------ Data in this exercise ------
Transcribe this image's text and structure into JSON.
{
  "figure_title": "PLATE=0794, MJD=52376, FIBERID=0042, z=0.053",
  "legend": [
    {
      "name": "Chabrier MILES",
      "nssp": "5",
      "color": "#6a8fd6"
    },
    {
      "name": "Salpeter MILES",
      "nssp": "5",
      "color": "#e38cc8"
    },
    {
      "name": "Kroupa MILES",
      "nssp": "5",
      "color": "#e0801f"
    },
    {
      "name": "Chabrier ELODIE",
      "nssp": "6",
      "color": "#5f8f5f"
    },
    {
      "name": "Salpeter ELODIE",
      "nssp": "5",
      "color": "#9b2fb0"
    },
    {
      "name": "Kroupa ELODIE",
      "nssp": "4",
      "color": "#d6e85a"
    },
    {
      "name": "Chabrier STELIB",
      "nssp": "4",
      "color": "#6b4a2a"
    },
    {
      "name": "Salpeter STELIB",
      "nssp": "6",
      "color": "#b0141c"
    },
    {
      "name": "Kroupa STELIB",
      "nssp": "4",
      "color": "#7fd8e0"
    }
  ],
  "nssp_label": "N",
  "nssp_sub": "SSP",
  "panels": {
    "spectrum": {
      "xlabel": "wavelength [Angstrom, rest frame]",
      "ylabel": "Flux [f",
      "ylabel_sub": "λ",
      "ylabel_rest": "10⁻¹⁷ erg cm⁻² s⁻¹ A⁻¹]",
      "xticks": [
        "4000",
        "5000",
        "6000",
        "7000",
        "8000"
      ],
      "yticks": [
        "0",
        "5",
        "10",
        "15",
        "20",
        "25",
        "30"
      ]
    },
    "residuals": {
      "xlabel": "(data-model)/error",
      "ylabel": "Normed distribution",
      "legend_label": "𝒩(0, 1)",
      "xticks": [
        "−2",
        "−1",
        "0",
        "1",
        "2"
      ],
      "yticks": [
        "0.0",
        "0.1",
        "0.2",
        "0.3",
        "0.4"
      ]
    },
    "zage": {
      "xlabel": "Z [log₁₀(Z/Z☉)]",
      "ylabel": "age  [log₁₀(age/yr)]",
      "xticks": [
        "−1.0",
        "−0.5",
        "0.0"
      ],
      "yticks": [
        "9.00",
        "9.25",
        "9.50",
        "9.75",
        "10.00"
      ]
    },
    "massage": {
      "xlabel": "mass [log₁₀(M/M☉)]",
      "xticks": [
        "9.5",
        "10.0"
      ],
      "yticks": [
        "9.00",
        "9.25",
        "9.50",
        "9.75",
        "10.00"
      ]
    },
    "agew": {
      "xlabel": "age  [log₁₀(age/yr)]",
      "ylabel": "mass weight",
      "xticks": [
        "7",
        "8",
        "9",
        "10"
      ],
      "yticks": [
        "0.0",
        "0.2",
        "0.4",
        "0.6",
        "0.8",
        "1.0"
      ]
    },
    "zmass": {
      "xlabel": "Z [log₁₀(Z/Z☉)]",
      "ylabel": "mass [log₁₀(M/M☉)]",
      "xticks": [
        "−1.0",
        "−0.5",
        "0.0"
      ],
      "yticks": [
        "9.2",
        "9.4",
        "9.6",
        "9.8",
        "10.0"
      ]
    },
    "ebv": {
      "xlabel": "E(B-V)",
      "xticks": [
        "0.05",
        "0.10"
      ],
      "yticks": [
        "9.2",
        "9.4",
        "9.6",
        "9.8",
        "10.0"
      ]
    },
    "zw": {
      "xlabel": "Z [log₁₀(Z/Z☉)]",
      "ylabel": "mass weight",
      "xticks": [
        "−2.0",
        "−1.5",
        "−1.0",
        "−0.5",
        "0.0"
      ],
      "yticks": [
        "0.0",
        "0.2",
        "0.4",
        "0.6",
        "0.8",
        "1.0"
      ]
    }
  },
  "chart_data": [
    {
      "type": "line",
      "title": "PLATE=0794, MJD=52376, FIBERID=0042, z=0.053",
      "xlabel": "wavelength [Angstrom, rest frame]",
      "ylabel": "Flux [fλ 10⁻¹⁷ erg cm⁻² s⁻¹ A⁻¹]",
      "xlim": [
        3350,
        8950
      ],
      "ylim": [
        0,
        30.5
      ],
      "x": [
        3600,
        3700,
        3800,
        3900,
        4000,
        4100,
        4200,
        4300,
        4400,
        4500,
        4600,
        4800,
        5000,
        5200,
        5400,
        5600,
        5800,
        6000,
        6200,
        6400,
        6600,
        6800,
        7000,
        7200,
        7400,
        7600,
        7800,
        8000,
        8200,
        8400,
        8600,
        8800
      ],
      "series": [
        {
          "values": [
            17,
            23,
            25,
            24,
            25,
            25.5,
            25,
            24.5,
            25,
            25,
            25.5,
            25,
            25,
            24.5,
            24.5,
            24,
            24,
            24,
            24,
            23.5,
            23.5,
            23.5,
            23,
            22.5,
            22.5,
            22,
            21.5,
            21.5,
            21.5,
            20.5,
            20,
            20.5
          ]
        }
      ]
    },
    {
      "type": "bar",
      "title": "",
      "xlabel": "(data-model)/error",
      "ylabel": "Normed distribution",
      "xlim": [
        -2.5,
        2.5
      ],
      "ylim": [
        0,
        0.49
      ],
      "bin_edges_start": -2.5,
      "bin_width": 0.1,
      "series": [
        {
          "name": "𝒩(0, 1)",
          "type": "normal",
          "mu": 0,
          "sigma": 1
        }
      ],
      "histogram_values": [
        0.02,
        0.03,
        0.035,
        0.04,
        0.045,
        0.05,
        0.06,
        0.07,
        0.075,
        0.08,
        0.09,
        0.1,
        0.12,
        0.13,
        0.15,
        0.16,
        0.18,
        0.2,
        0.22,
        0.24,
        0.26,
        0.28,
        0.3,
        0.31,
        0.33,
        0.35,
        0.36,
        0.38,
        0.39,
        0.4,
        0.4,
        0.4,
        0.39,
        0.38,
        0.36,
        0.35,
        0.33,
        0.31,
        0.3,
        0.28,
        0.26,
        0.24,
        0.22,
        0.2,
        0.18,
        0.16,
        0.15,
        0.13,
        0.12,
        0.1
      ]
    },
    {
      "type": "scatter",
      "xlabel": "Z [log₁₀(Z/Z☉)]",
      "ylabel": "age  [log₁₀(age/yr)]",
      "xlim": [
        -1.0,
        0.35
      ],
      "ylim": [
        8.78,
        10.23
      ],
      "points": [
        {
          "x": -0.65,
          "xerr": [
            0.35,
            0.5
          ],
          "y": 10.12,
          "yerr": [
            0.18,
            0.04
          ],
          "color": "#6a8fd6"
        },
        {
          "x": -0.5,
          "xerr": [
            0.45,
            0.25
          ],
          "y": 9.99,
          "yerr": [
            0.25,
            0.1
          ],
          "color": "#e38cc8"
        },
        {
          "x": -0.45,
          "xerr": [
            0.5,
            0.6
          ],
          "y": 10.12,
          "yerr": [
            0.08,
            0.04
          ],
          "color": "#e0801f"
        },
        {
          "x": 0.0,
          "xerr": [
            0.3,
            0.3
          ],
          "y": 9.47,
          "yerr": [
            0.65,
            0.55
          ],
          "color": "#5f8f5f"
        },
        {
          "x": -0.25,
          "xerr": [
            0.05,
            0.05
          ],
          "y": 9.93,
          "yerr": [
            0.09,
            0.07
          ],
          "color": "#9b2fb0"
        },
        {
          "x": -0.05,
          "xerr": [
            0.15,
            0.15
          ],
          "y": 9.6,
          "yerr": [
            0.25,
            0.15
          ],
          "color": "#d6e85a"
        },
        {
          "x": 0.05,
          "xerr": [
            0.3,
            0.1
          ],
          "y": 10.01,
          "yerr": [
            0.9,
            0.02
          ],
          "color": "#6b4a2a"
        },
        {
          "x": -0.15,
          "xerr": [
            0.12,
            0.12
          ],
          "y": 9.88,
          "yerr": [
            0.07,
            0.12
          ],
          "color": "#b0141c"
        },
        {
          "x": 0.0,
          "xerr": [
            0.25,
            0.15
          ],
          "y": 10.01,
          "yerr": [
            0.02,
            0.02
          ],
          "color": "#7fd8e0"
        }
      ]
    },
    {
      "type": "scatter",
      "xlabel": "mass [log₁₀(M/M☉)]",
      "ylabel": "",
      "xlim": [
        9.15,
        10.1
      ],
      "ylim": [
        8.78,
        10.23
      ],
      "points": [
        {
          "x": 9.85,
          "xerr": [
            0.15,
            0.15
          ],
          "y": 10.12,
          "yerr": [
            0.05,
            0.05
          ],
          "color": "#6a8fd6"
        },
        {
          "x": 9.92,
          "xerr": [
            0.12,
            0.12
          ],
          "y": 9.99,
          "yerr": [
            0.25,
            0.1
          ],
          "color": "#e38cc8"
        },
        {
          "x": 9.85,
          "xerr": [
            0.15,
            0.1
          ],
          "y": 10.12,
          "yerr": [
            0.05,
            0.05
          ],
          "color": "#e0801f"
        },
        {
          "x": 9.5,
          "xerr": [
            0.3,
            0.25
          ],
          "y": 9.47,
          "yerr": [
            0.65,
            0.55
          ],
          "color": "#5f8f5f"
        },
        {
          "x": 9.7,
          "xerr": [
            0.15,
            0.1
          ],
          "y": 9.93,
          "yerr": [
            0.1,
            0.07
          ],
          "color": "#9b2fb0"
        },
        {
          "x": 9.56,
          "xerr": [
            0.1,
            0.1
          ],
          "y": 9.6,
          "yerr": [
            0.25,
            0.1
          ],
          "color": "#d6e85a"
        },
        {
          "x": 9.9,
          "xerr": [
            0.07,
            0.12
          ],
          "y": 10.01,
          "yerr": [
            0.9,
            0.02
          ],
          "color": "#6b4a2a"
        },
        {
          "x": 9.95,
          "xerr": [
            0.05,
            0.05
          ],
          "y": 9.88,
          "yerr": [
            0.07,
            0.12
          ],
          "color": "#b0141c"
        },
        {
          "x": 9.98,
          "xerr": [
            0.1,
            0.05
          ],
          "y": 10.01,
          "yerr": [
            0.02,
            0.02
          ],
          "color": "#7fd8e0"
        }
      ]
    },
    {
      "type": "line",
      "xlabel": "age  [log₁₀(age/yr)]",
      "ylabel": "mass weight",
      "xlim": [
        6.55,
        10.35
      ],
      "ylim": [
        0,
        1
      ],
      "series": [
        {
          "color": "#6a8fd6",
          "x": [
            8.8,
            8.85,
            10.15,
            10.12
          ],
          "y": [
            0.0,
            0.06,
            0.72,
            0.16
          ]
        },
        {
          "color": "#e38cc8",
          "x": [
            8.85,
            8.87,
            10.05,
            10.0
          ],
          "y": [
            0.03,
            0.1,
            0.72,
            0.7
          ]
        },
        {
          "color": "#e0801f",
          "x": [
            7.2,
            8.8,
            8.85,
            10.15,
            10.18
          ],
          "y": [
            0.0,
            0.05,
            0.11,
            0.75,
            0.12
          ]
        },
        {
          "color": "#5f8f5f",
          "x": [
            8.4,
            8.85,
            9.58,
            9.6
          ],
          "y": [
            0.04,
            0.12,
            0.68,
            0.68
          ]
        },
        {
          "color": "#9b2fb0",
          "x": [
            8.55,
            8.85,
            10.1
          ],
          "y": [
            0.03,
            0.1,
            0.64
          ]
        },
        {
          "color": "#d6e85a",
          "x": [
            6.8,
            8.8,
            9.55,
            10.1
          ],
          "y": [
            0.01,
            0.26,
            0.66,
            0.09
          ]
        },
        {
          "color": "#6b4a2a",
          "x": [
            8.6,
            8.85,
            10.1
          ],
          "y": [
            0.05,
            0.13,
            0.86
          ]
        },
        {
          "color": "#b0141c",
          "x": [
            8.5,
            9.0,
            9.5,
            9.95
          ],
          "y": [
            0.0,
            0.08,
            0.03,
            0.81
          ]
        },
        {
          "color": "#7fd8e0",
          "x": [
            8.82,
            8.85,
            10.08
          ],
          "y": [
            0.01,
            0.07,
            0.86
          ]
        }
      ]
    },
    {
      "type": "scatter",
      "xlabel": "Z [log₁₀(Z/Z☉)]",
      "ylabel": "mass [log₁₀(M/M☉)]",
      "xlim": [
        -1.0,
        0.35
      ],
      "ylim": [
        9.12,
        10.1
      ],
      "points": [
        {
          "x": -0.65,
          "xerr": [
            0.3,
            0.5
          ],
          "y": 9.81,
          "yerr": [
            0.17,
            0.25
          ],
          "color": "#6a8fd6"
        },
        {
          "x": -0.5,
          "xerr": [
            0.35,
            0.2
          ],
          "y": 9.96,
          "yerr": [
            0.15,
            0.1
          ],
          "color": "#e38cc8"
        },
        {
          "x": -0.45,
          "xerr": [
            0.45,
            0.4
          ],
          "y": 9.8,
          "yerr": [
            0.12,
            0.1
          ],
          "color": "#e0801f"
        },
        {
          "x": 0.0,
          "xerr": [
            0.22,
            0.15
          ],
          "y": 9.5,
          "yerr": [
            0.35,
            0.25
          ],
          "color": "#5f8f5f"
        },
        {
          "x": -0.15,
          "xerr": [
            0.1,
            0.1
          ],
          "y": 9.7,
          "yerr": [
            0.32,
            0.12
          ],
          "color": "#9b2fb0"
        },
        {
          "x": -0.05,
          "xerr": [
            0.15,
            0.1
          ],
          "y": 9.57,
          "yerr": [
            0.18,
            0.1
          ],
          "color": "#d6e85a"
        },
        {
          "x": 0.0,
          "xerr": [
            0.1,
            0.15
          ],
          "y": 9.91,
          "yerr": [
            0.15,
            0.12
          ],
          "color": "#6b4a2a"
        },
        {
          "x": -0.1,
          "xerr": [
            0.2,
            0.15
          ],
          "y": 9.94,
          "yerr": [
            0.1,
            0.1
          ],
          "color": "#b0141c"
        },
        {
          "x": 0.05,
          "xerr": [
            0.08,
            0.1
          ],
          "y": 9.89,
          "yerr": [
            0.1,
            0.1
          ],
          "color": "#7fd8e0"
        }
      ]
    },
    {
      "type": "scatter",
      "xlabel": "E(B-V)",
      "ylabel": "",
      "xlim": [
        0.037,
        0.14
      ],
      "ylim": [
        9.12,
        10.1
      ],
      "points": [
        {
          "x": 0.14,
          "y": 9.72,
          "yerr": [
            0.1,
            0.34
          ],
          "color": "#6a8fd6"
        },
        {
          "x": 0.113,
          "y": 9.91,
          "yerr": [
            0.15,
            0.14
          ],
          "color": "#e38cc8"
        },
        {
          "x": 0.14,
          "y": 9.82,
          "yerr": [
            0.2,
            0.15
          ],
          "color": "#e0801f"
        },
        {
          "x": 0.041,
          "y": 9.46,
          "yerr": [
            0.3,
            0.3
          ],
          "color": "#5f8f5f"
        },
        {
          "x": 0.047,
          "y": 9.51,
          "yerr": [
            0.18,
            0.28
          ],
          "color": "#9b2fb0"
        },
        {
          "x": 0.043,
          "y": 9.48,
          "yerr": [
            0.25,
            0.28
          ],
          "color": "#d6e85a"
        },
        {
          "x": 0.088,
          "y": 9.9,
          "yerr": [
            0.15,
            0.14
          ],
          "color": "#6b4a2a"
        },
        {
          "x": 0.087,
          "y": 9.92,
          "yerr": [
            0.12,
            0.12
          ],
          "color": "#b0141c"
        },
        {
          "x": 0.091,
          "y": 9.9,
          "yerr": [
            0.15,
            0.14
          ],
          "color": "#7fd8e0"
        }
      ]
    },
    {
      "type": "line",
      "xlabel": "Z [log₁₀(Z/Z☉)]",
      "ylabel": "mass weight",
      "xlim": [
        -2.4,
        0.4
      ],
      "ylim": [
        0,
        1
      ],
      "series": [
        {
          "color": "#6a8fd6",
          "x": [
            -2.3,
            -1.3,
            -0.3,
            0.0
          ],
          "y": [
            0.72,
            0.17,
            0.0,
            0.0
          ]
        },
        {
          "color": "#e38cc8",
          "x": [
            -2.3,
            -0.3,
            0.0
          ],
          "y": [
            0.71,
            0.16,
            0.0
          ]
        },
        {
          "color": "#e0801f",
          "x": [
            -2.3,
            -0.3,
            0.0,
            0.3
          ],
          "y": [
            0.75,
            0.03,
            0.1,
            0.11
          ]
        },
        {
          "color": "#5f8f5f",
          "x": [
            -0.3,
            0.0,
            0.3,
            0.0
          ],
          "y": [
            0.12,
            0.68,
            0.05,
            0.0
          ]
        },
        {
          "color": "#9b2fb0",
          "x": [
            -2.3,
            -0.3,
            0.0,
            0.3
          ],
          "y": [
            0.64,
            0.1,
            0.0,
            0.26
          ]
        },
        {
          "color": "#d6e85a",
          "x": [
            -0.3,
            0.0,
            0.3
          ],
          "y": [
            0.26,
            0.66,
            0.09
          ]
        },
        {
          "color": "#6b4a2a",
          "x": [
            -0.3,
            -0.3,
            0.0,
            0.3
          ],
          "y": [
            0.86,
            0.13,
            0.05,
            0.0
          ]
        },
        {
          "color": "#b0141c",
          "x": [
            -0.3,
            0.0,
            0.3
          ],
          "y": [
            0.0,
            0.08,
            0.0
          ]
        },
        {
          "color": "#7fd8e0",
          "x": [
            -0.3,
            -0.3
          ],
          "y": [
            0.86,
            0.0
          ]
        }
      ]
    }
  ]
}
------
▶ **Exercise prompt**
Each line in the data that holds the string "Kroupa" should be found and copied.

▶ **Exercise answer**
      "name": "Kroupa MILES",
      "name": "Kroupa ELODIE",
      "name": "Kroupa STELIB",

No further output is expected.